> [What is required] Go through the lines below and copy each one that holds the string "состояния".

━━ Data excerpts ━━

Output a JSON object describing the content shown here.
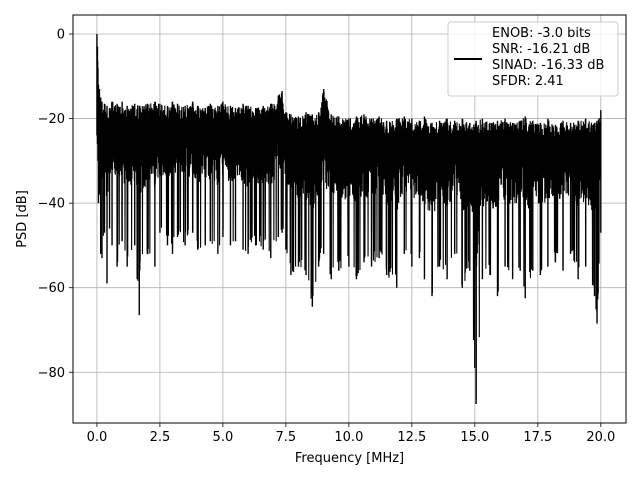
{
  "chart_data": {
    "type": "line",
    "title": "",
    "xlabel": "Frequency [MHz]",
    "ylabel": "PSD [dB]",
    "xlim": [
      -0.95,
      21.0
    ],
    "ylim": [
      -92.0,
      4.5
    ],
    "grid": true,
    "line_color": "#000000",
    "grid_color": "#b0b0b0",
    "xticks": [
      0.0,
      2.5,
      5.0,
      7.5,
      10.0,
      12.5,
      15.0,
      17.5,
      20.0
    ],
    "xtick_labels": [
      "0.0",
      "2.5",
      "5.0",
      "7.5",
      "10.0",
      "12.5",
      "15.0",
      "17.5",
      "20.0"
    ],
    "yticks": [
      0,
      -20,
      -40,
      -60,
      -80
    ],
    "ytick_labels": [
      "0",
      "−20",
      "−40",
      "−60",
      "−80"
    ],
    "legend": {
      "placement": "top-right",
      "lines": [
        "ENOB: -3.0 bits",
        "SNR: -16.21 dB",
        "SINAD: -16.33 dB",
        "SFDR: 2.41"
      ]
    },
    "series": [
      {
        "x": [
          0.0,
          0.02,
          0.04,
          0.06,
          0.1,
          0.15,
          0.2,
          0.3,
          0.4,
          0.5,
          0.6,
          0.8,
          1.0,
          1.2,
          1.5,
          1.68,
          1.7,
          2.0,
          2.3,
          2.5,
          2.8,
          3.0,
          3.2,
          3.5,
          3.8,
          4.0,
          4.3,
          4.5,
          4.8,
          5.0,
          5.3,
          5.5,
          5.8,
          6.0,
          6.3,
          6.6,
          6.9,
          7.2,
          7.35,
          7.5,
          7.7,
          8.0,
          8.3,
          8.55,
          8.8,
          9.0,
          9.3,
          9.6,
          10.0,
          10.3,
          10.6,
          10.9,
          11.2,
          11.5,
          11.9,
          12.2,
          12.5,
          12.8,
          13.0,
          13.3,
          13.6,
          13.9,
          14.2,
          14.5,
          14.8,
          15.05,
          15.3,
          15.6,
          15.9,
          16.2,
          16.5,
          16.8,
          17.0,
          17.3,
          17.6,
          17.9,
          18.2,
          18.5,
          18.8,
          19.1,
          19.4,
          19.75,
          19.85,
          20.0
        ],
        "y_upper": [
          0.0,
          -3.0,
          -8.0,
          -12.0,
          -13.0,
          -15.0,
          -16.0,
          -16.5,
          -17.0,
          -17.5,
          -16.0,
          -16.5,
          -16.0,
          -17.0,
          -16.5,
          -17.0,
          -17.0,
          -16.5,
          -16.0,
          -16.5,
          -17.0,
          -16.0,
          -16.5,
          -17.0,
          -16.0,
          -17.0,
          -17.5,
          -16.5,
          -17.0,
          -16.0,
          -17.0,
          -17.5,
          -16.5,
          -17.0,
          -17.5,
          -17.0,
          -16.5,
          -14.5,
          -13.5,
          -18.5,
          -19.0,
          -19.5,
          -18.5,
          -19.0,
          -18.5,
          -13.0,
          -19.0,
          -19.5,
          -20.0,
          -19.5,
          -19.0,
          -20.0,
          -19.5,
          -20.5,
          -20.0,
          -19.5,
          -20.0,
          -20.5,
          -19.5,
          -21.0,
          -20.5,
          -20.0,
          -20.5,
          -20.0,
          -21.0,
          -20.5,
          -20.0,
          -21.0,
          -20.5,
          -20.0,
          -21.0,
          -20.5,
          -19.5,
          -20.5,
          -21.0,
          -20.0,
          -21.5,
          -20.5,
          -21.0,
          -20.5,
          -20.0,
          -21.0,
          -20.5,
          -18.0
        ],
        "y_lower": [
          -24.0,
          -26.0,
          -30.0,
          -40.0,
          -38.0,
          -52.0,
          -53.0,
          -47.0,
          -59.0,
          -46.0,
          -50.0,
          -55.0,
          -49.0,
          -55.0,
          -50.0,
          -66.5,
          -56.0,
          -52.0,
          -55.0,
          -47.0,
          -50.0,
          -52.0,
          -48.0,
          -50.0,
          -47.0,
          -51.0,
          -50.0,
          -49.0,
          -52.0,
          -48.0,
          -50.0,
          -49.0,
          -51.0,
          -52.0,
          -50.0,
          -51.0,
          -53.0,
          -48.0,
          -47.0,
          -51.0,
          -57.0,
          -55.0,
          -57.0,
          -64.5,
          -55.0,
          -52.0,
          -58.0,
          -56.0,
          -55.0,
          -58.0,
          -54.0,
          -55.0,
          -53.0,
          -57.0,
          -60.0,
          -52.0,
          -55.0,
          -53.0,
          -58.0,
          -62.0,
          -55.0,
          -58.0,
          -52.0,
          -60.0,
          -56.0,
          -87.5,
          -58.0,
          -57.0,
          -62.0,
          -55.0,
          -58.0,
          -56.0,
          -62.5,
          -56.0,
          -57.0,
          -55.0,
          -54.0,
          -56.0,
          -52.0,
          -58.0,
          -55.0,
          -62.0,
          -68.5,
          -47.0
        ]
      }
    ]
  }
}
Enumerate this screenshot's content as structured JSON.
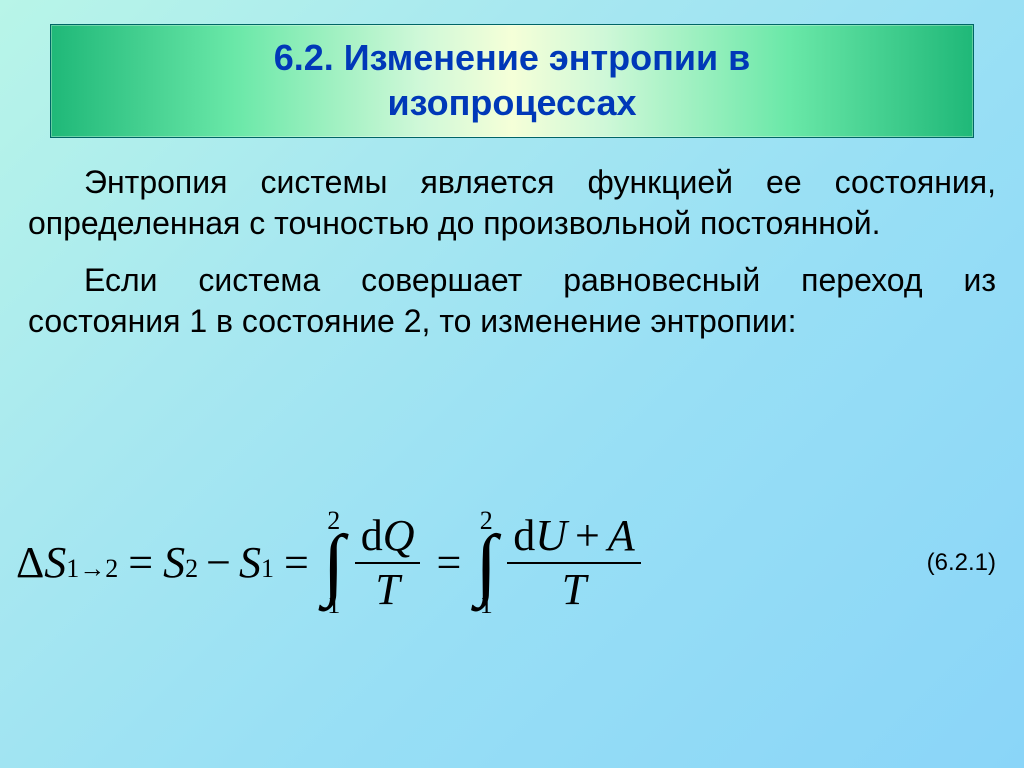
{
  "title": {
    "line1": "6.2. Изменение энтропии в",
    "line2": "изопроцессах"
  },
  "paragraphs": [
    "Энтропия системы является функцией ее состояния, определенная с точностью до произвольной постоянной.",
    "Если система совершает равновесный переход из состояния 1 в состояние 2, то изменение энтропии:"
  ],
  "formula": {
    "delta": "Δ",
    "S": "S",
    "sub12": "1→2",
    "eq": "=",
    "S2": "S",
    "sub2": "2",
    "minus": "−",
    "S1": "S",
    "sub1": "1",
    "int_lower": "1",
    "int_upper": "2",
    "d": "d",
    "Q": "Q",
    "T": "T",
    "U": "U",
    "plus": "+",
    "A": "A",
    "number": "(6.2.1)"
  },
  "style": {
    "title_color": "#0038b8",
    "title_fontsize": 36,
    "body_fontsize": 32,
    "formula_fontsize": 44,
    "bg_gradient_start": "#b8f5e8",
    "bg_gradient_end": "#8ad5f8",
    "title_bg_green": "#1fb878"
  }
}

━━━

> [Written response]
    "Энтропия системы является функцией ее состояния, определенная с точностью до произвольной постоянной.",
    "Если система совершает равновесный переход из состояния 1 в состояние 2, то изменение энтропии:"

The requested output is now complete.